◆ Exercise description:
Repeat the entire listing exactly as written.

◆ Dataset content:

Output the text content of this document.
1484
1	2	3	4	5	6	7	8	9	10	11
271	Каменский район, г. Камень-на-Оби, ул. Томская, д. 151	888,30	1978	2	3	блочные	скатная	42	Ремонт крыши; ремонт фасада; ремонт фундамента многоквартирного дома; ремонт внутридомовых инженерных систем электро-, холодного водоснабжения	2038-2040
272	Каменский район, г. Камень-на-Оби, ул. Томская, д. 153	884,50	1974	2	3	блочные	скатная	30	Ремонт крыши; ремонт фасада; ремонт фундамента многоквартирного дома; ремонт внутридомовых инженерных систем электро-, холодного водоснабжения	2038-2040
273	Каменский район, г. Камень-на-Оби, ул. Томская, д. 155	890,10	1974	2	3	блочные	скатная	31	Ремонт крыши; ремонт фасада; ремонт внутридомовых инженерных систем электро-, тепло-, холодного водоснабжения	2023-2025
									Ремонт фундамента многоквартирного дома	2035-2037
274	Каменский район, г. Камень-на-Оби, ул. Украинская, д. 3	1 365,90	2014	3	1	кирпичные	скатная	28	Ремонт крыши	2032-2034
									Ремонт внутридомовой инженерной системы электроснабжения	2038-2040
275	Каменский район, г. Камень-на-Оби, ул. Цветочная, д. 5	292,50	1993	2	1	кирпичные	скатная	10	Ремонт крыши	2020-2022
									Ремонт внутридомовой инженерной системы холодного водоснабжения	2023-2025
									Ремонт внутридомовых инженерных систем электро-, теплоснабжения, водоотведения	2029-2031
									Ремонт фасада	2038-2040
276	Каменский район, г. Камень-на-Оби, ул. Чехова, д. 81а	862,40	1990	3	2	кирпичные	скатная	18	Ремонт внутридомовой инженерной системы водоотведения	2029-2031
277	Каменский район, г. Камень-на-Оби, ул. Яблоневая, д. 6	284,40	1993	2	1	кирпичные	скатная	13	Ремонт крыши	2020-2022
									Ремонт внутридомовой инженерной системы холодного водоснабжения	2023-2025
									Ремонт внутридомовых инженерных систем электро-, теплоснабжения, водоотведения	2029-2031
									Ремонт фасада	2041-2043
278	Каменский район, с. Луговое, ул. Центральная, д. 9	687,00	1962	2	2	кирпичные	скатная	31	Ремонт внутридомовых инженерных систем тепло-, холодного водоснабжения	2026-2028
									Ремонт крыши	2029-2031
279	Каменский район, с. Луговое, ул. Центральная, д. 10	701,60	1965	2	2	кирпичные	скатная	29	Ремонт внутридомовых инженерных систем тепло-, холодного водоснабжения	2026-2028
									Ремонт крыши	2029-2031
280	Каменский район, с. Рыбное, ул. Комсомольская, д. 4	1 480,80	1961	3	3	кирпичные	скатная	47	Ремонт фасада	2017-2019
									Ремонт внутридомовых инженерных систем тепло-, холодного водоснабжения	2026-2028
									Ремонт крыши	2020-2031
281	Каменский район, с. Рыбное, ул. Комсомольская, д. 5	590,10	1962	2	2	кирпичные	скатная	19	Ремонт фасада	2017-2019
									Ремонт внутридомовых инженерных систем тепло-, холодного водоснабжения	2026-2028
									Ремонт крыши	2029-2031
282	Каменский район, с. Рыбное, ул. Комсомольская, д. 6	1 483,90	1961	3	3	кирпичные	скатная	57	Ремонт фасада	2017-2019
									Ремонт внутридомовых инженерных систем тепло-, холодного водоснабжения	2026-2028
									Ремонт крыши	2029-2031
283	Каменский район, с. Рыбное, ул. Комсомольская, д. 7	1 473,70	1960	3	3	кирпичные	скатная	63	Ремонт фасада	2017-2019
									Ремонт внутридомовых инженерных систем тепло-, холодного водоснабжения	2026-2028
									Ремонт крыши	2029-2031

◆ Task response:
Output the text content of this document.
1484
1	2	3	4	5	6	7	8	9	10	11
271	Каменский район, г. Камень-на-Оби, ул. Томская, д. 151	888,30	1978	2	3	блочные	скатная	42	Ремонт крыши; ремонт фасада; ремонт фундамента многоквартирного дома; ремонт внутридомовых инженерных систем электро-, холодного водоснабжения	2038-2040
272	Каменский район, г. Камень-на-Оби, ул. Томская, д. 153	884,50	1974	2	3	блочные	скатная	30	Ремонт крыши; ремонт фасада; ремонт фундамента многоквартирного дома; ремонт внутридомовых инженерных систем электро-, холодного водоснабжения	2038-2040
273	Каменский район, г. Камень-на-Оби, ул. Томская, д. 155	890,10	1974	2	3	блочные	скатная	31	Ремонт крыши; ремонт фасада; ремонт внутридомовых инженерных систем электро-, тепло-, холодного водоснабжения	2023-2025
									Ремонт фундамента многоквартирного дома	2035-2037
274	Каменский район, г. Камень-на-Оби, ул. Украинская, д. 3	1 365,90	2014	3	1	кирпичные	скатная	28	Ремонт крыши	2032-2034
									Ремонт внутридомовой инженерной системы электроснабжения	2038-2040
275	Каменский район, г. Камень-на-Оби, ул. Цветочная, д. 5	292,50	1993	2	1	кирпичные	скатная	10	Ремонт крыши	2020-2022
									Ремонт внутридомовой инженерной системы холодного водоснабжения	2023-2025
									Ремонт внутридомовых инженерных систем электро-, теплоснабжения, водоотведения	2029-2031
									Ремонт фасада	2038-2040
276	Каменский район, г. Камень-на-Оби, ул. Чехова, д. 81а	862,40	1990	3	2	кирпичные	скатная	18	Ремонт внутридомовой инженерной системы водоотведения	2029-2031
277	Каменский район, г. Камень-на-Оби, ул. Яблоневая, д. 6	284,40	1993	2	1	кирпичные	скатная	13	Ремонт крыши	2020-2022
									Ремонт внутридомовой инженерной системы холодного водоснабжения	2023-2025
									Ремонт внутридомовых инженерных систем электро-, теплоснабжения, водоотведения	2029-2031
									Ремонт фасада	2041-2043
278	Каменский район, с. Луговое, ул. Центральная, д. 9	687,00	1962	2	2	кирпичные	скатная	31	Ремонт внутридомовых инженерных систем тепло-, холодного водоснабжения	2026-2028
									Ремонт крыши	2029-2031
279	Каменский район, с. Луговое, ул. Центральная, д. 10	701,60	1965	2	2	кирпичные	скатная	29	Ремонт внутридомовых инженерных систем тепло-, холодного водоснабжения	2026-2028
									Ремонт крыши	2029-2031
280	Каменский район, с. Рыбное, ул. Комсомольская, д. 4	1 480,80	1961	3	3	кирпичные	скатная	47	Ремонт фасада	2017-2019
									Ремонт внутридомовых инженерных систем тепло-, холодного водоснабжения	2026-2028
									Ремонт крыши	2020-2031
281	Каменский район, с. Рыбное, ул. Комсомольская, д. 5	590,10	1962	2	2	кирпичные	скатная	19	Ремонт фасада	2017-2019
									Ремонт внутридомовых инженерных систем тепло-, холодного водоснабжения	2026-2028
									Ремонт крыши	2029-2031
282	Каменский район, с. Рыбное, ул. Комсомольская, д. 6	1 483,90	1961	3	3	кирпичные	скатная	57	Ремонт фасада	2017-2019
									Ремонт внутридомовых инженерных систем тепло-, холодного водоснабжения	2026-2028
									Ремонт крыши	2029-2031
283	Каменский район, с. Рыбное, ул. Комсомольская, д. 7	1 473,70	1960	3	3	кирпичные	скатная	63	Ремонт фасада	2017-2019
									Ремонт внутридомовых инженерных систем тепло-, холодного водоснабжения	2026-2028
									Ремонт крыши	2029-2031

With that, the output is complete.